[Recorded data]
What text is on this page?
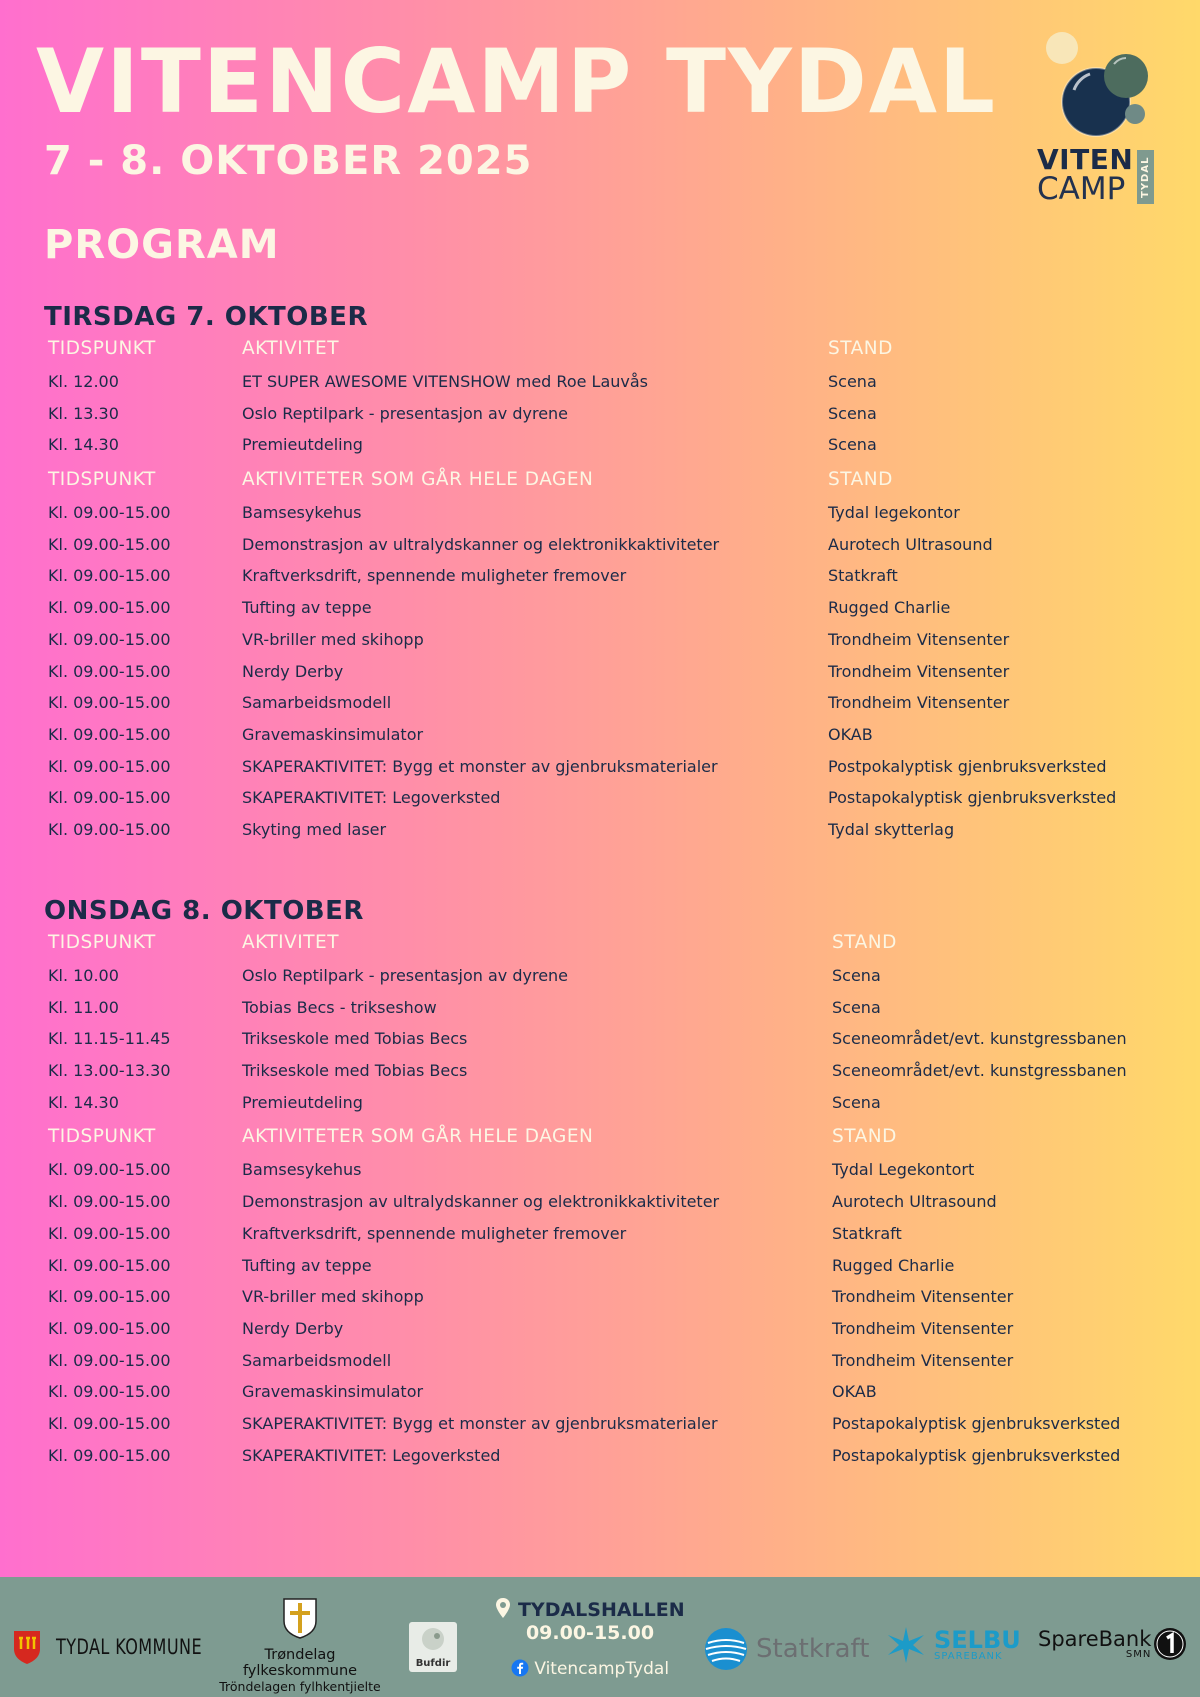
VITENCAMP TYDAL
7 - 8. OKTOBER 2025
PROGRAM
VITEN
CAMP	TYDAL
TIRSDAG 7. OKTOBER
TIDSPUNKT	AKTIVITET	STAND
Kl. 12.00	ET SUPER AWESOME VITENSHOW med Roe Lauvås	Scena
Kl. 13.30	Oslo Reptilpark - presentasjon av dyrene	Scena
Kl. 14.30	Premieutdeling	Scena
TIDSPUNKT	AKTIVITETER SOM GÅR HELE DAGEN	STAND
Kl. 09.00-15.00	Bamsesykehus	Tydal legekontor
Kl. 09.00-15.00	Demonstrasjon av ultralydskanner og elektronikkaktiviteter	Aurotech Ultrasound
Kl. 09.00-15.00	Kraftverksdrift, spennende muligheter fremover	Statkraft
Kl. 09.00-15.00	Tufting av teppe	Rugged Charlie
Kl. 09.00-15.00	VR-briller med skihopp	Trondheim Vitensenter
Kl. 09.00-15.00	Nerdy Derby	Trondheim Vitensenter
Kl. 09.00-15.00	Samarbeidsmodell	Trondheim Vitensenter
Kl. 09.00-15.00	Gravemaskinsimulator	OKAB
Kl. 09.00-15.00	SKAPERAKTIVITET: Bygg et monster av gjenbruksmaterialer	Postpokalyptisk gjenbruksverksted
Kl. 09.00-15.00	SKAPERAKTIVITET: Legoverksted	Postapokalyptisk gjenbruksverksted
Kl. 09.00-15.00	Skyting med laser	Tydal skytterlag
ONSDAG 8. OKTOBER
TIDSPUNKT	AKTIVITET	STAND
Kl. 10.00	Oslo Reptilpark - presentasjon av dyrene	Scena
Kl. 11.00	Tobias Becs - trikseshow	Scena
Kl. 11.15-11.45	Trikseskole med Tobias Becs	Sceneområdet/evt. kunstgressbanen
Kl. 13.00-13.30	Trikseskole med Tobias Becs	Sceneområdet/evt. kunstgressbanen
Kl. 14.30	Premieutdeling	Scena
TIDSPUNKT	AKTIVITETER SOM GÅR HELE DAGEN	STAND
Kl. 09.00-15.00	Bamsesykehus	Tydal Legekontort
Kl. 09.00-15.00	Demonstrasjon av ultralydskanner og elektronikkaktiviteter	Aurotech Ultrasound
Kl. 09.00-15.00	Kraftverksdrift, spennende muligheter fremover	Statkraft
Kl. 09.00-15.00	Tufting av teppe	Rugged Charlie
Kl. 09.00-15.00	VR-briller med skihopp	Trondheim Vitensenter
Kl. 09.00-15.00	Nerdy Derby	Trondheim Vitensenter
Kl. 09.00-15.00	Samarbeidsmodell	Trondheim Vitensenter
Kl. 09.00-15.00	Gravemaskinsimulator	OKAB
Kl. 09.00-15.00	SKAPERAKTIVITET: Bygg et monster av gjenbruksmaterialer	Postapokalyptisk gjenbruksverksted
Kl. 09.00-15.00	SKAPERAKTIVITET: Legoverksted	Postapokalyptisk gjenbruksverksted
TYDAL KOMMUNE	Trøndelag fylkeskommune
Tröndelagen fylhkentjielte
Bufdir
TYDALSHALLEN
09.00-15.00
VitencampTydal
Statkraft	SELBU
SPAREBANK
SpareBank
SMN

▶ _What to produce_: Without the pictures, output the full listing exactly as it stands.

▶ _Solved exercise_:
What text is on this page?
VITENCAMP TYDAL
7 - 8. OKTOBER 2025
PROGRAM
VITEN
CAMP	TYDAL
TIRSDAG 7. OKTOBER
TIDSPUNKT	AKTIVITET	STAND
Kl. 12.00	ET SUPER AWESOME VITENSHOW med Roe Lauvås	Scena
Kl. 13.30	Oslo Reptilpark - presentasjon av dyrene	Scena
Kl. 14.30	Premieutdeling	Scena
TIDSPUNKT	AKTIVITETER SOM GÅR HELE DAGEN	STAND
Kl. 09.00-15.00	Bamsesykehus	Tydal legekontor
Kl. 09.00-15.00	Demonstrasjon av ultralydskanner og elektronikkaktiviteter	Aurotech Ultrasound
Kl. 09.00-15.00	Kraftverksdrift, spennende muligheter fremover	Statkraft
Kl. 09.00-15.00	Tufting av teppe	Rugged Charlie
Kl. 09.00-15.00	VR-briller med skihopp	Trondheim Vitensenter
Kl. 09.00-15.00	Nerdy Derby	Trondheim Vitensenter
Kl. 09.00-15.00	Samarbeidsmodell	Trondheim Vitensenter
Kl. 09.00-15.00	Gravemaskinsimulator	OKAB
Kl. 09.00-15.00	SKAPERAKTIVITET: Bygg et monster av gjenbruksmaterialer	Postpokalyptisk gjenbruksverksted
Kl. 09.00-15.00	SKAPERAKTIVITET: Legoverksted	Postapokalyptisk gjenbruksverksted
Kl. 09.00-15.00	Skyting med laser	Tydal skytterlag
ONSDAG 8. OKTOBER
TIDSPUNKT	AKTIVITET	STAND
Kl. 10.00	Oslo Reptilpark - presentasjon av dyrene	Scena
Kl. 11.00	Tobias Becs - trikseshow	Scena
Kl. 11.15-11.45	Trikseskole med Tobias Becs	Sceneområdet/evt. kunstgressbanen
Kl. 13.00-13.30	Trikseskole med Tobias Becs	Sceneområdet/evt. kunstgressbanen
Kl. 14.30	Premieutdeling	Scena
TIDSPUNKT	AKTIVITETER SOM GÅR HELE DAGEN	STAND
Kl. 09.00-15.00	Bamsesykehus	Tydal Legekontort
Kl. 09.00-15.00	Demonstrasjon av ultralydskanner og elektronikkaktiviteter	Aurotech Ultrasound
Kl. 09.00-15.00	Kraftverksdrift, spennende muligheter fremover	Statkraft
Kl. 09.00-15.00	Tufting av teppe	Rugged Charlie
Kl. 09.00-15.00	VR-briller med skihopp	Trondheim Vitensenter
Kl. 09.00-15.00	Nerdy Derby	Trondheim Vitensenter
Kl. 09.00-15.00	Samarbeidsmodell	Trondheim Vitensenter
Kl. 09.00-15.00	Gravemaskinsimulator	OKAB
Kl. 09.00-15.00	SKAPERAKTIVITET: Bygg et monster av gjenbruksmaterialer	Postapokalyptisk gjenbruksverksted
Kl. 09.00-15.00	SKAPERAKTIVITET: Legoverksted	Postapokalyptisk gjenbruksverksted
TYDAL KOMMUNE	Trøndelag fylkeskommune
Tröndelagen fylhkentjielte
Bufdir
TYDALSHALLEN
09.00-15.00
VitencampTydal
Statkraft	SELBU
SPAREBANK
SpareBank
SMN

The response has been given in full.